[begin Data supplied]

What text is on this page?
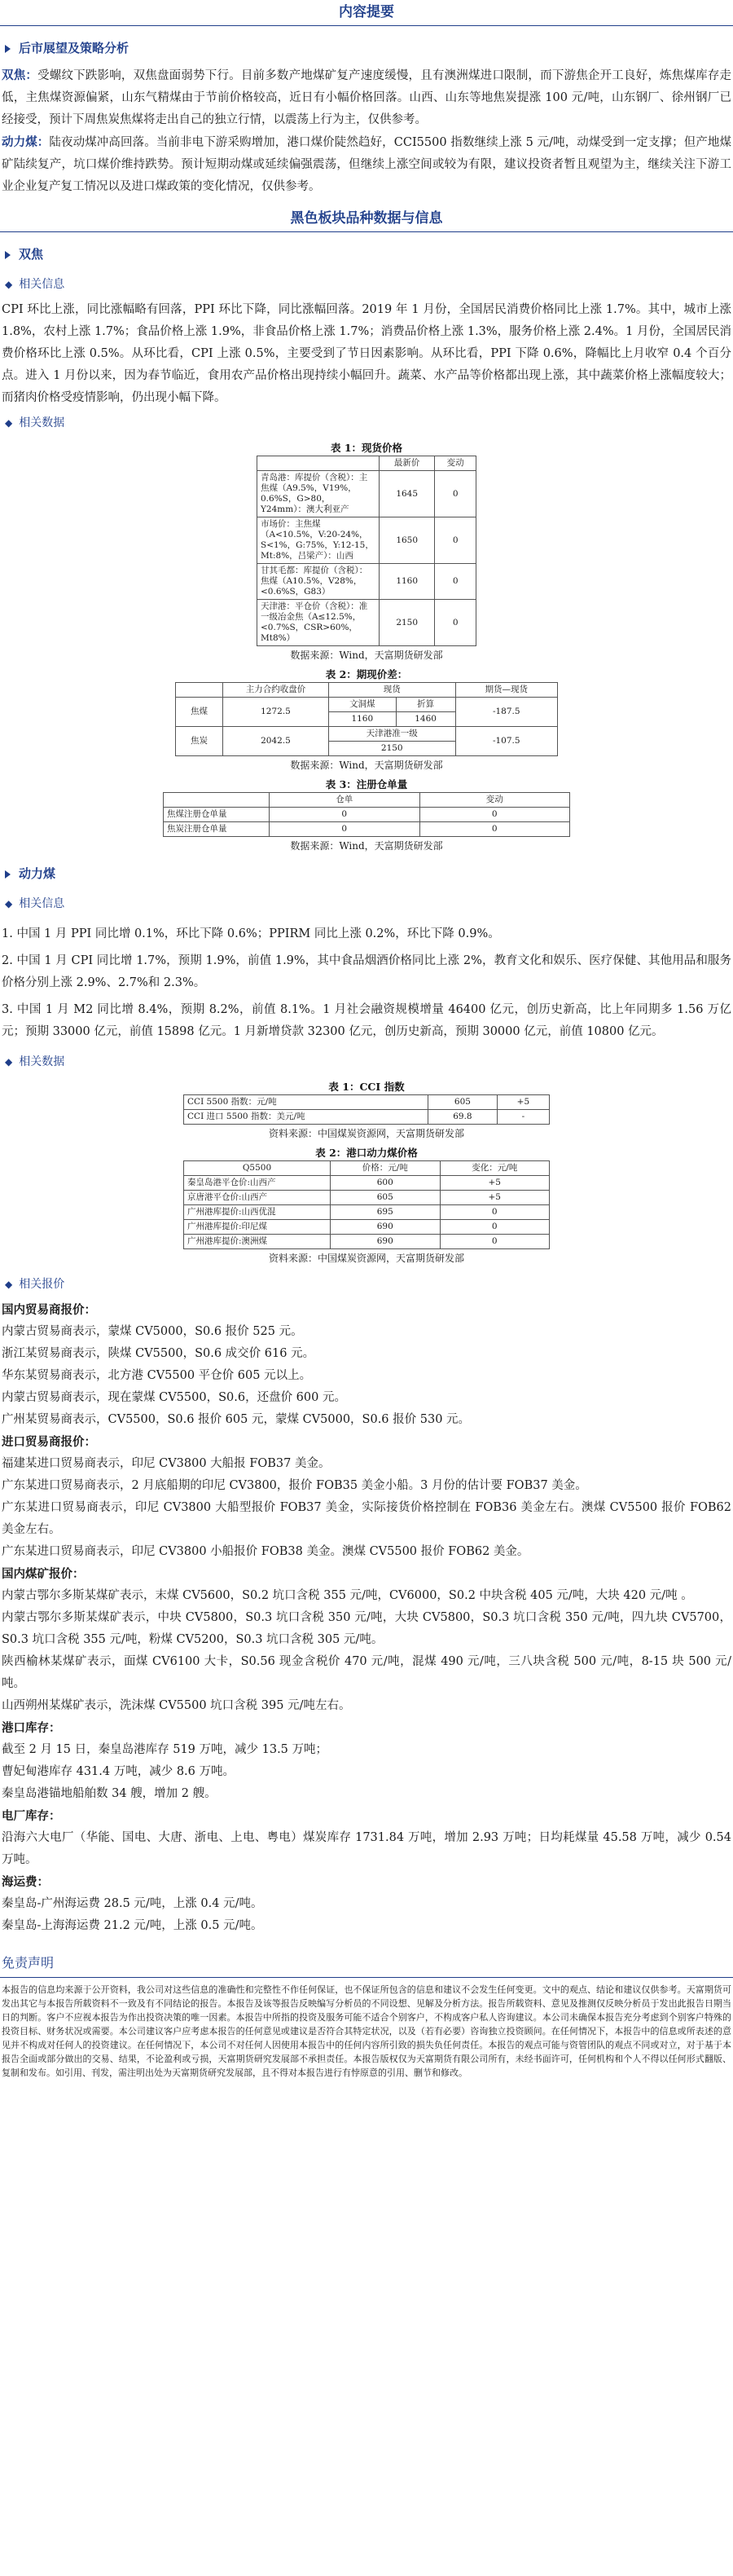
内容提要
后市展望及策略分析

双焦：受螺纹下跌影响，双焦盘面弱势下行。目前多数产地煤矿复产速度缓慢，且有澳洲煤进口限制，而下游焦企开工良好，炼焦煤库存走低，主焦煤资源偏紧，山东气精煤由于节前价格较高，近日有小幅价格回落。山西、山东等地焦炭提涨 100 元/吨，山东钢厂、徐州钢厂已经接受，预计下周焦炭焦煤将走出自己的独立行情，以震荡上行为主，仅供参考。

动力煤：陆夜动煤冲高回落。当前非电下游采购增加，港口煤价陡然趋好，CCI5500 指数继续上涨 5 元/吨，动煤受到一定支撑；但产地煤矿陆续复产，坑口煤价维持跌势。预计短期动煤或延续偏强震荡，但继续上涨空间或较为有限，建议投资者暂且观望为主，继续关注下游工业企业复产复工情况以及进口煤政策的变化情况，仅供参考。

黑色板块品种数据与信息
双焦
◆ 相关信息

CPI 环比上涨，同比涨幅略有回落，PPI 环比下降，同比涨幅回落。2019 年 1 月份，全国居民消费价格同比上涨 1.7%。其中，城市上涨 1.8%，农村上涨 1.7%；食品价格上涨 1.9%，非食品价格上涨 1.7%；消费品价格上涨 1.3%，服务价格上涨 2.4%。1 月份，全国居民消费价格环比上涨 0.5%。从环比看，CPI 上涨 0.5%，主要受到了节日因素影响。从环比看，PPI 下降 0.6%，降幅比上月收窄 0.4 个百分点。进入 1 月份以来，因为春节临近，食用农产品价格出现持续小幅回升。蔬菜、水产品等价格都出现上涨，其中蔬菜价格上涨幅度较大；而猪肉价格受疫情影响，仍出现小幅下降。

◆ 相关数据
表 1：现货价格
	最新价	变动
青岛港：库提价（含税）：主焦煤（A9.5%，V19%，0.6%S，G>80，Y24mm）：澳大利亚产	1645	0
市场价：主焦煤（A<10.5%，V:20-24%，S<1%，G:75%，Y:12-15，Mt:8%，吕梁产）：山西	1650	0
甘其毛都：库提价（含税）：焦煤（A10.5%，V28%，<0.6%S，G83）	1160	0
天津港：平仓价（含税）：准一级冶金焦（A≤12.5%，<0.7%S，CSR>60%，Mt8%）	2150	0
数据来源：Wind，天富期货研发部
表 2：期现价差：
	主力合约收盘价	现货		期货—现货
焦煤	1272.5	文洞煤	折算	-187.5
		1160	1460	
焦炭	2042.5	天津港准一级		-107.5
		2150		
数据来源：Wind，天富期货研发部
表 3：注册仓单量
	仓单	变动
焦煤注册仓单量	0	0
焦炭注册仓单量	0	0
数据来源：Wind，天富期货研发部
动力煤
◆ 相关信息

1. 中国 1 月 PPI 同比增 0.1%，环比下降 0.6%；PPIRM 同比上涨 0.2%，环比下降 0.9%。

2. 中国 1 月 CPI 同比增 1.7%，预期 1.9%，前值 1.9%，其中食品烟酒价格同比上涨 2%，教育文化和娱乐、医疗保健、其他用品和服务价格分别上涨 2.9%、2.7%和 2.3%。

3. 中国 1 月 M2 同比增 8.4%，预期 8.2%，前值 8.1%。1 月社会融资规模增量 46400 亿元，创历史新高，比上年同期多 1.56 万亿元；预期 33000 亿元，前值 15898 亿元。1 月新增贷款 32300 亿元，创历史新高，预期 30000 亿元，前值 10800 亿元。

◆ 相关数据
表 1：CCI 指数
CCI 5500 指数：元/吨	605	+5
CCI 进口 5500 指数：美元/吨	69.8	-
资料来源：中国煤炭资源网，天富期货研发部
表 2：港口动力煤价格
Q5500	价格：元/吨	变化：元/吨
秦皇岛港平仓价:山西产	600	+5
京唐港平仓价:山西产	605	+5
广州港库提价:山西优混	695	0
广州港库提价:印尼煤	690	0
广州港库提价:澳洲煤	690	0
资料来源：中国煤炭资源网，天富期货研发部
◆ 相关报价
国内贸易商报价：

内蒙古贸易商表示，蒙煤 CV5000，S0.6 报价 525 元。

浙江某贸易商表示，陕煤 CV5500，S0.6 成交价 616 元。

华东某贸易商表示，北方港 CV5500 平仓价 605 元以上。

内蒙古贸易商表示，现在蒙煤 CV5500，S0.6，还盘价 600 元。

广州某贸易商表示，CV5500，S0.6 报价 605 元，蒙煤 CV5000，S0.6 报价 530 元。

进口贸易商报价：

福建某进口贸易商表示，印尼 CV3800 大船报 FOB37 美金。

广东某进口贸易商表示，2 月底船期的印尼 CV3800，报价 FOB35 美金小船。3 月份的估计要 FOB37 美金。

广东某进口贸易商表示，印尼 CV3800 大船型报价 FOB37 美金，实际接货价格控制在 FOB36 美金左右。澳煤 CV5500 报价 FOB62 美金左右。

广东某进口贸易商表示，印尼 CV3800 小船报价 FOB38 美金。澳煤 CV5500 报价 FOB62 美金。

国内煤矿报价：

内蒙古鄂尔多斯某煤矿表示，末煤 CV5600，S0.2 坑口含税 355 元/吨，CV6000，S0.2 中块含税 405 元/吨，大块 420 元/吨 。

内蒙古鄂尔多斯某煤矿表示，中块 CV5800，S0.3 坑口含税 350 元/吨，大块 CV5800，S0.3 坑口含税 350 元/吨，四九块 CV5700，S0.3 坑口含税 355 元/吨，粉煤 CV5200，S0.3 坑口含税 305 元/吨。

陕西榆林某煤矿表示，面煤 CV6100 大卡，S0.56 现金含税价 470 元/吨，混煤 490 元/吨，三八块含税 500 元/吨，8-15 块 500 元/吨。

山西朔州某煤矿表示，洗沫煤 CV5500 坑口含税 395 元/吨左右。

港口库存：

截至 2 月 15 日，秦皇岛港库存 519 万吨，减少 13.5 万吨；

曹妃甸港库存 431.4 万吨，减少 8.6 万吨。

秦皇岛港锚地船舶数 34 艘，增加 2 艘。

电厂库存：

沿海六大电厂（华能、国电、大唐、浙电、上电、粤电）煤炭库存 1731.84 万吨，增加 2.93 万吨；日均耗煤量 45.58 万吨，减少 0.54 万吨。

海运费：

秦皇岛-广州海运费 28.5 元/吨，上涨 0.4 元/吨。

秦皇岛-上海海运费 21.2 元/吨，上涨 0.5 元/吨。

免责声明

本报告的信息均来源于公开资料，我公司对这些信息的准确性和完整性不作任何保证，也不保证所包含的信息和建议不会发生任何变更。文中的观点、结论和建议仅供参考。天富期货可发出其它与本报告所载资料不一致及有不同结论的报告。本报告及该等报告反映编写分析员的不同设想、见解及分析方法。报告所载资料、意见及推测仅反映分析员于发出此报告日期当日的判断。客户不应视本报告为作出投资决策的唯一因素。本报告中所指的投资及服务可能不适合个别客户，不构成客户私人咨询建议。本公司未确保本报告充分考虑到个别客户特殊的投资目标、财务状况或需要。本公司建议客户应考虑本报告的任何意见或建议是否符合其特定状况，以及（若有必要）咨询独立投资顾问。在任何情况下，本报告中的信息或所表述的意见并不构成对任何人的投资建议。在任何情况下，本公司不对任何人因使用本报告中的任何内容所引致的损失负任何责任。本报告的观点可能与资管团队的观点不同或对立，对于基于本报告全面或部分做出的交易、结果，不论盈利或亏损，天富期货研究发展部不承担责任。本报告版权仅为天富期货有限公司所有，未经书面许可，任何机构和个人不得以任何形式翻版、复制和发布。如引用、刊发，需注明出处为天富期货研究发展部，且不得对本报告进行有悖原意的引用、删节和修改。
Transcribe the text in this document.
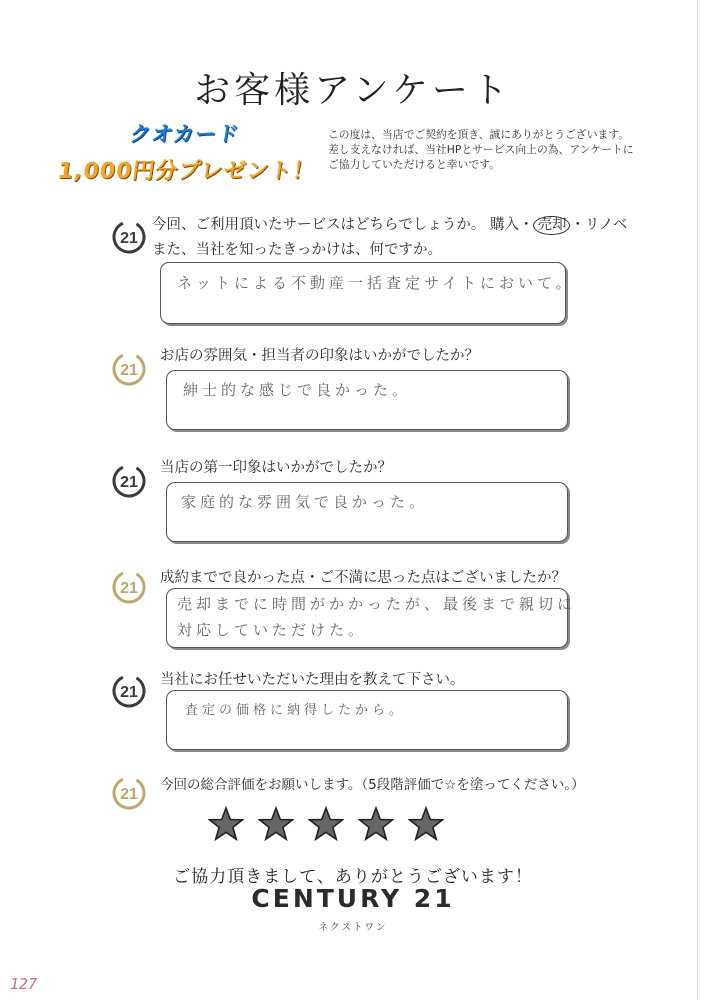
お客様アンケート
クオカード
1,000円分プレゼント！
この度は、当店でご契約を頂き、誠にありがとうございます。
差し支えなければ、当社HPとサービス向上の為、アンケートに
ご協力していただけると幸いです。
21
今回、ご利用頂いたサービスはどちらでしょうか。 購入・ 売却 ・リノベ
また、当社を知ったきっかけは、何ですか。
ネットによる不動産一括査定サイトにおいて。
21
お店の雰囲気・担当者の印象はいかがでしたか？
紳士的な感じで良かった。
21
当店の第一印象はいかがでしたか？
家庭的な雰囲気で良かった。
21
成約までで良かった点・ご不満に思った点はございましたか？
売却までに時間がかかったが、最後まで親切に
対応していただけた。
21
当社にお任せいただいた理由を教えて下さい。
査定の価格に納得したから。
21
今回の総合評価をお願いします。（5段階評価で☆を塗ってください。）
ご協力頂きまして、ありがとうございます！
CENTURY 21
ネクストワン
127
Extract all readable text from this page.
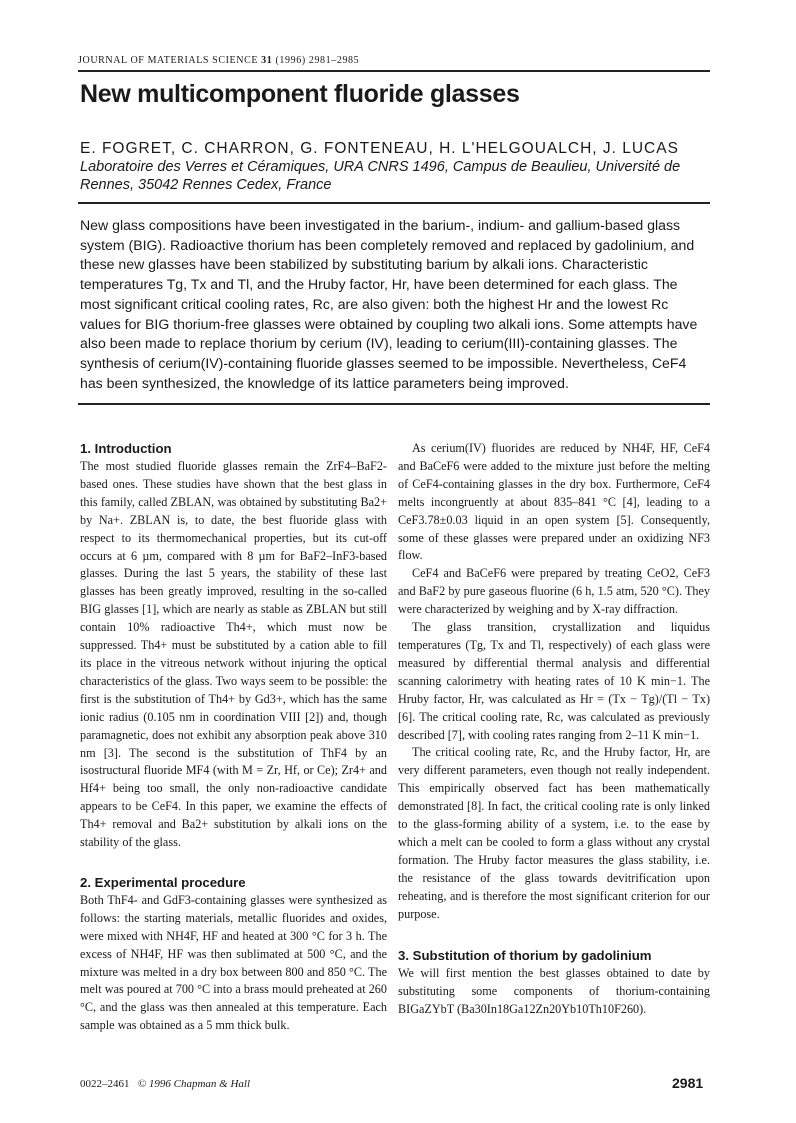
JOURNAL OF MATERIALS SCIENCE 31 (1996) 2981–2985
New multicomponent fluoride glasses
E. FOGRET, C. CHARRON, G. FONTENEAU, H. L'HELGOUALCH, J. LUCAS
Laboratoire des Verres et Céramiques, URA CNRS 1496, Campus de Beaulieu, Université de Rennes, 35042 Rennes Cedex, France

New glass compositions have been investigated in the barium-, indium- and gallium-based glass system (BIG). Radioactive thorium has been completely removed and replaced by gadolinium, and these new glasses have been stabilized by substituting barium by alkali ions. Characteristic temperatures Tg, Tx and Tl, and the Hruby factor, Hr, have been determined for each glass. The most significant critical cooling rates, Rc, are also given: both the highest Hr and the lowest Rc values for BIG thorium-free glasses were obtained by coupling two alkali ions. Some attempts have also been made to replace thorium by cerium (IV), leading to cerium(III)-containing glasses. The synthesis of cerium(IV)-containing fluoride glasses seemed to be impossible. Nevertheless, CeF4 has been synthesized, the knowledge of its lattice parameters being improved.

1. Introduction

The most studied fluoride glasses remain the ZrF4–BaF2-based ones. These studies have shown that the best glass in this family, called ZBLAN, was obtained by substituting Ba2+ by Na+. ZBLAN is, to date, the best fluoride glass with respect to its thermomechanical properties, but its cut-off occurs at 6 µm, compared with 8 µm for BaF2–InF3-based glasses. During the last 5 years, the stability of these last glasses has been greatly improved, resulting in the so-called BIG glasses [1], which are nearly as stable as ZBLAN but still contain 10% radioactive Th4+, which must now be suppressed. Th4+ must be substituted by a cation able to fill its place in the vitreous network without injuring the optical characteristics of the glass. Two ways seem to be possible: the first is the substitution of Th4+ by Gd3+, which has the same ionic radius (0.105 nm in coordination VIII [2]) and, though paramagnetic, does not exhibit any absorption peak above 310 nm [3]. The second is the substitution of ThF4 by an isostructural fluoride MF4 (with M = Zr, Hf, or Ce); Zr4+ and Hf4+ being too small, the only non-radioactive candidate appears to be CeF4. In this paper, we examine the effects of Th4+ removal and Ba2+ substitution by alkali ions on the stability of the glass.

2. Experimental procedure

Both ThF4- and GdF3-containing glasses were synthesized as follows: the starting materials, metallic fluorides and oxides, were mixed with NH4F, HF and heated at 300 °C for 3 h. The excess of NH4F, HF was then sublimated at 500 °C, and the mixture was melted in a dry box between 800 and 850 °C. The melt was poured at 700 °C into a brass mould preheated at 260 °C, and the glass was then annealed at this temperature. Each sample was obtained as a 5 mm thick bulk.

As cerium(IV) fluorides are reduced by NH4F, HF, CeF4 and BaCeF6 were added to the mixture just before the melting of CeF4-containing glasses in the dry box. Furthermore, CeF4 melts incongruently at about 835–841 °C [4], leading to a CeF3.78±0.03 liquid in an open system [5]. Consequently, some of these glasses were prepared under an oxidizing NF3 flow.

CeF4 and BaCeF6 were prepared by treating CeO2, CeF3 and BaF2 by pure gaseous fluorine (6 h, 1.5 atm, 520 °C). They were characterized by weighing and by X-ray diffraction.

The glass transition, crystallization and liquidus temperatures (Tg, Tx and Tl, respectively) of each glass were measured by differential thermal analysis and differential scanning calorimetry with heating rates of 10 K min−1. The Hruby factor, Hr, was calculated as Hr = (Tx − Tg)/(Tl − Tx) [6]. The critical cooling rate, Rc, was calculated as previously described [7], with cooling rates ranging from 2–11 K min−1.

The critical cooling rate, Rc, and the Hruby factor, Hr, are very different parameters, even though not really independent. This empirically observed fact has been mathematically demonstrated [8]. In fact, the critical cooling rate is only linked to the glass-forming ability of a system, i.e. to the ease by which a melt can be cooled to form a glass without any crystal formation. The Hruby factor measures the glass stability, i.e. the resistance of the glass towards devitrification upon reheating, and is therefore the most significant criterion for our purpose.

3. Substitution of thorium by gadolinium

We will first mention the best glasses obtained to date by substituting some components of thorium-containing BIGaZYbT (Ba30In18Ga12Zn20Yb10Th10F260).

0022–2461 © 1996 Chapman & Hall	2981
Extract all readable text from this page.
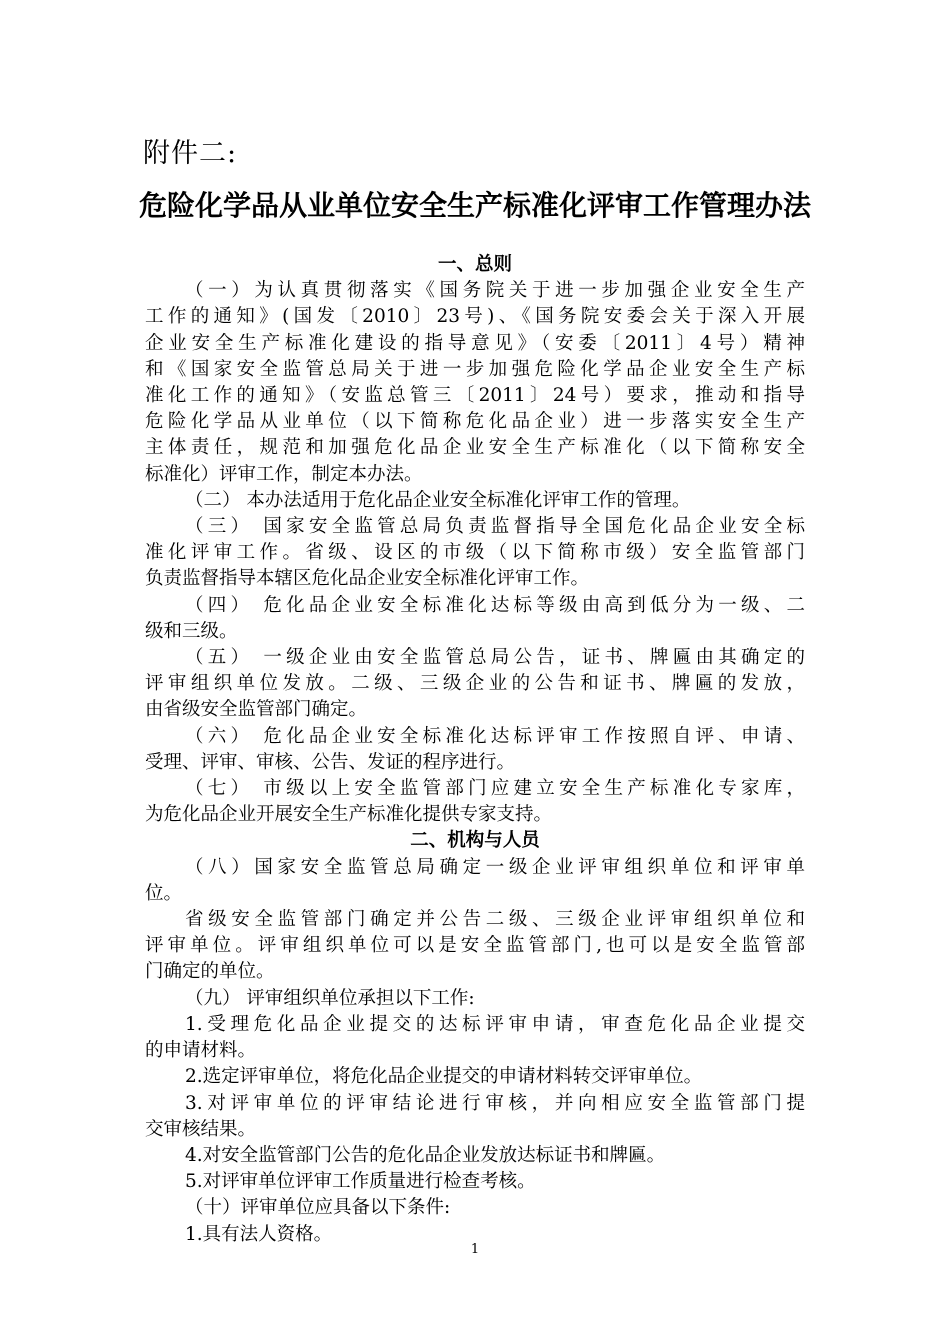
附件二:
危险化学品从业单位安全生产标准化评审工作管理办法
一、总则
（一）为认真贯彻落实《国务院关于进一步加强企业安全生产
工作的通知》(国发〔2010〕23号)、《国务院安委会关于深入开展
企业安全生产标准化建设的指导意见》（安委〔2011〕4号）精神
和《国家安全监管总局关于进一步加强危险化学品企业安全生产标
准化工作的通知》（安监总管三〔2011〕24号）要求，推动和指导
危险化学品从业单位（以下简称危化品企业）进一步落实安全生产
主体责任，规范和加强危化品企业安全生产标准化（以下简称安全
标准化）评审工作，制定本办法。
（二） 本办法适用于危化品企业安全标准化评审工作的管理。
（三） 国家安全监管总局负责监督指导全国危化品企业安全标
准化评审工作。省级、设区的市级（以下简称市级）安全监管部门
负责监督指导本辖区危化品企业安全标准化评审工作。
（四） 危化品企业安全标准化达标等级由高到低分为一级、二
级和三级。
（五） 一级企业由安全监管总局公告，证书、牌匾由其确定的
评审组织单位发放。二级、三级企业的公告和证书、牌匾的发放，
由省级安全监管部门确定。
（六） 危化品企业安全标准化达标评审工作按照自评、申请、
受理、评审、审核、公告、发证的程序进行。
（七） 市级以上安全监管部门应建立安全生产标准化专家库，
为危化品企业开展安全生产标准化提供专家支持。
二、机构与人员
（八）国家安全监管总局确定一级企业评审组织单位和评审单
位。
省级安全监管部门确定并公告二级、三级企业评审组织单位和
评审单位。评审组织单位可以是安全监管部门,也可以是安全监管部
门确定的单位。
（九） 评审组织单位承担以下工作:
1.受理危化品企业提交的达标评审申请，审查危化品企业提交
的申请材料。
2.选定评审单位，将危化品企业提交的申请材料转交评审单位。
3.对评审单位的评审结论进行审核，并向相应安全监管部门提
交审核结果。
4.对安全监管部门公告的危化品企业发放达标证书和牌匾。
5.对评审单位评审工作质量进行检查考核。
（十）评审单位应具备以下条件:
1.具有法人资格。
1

[end Data supplied]

● Directions
Search the records above for "synthesized". Copy each line where it is found.

● Written solution
New glass compositions have been investigated in the barium-, indium- and gallium-based glass system (BIG). Radioactive thorium has been completely removed and replaced by gadolinium, and these new glasses have been stabilized by substituting barium by alkali ions. Characteristic temperatures Tg, Tx and Tl, and the Hruby factor, Hr, have been determined for each glass. The most significant critical cooling rates, Rc, are also given: both the highest Hr and the lowest Rc values for BIG thorium-free glasses were obtained by coupling two alkali ions. Some attempts have also been made to replace thorium by cerium (IV), leading to cerium(III)-containing glasses. The synthesis of cerium(IV)-containing fluoride glasses seemed to be impossible. Nevertheless, CeF4 has been synthesized, the knowledge of its lattice parameters being improved.
Both ThF4- and GdF3-containing glasses were synthesized as follows: the starting materials, metallic fluorides and oxides, were mixed with NH4F, HF and heated at 300 °C for 3 h. The excess of NH4F, HF was then sublimated at 500 °C, and the mixture was melted in a dry box between 800 and 850 °C. The melt was poured at 700 °C into a brass mould preheated at 260 °C, and the glass was then annealed at this temperature. Each sample was obtained as a 5 mm thick bulk.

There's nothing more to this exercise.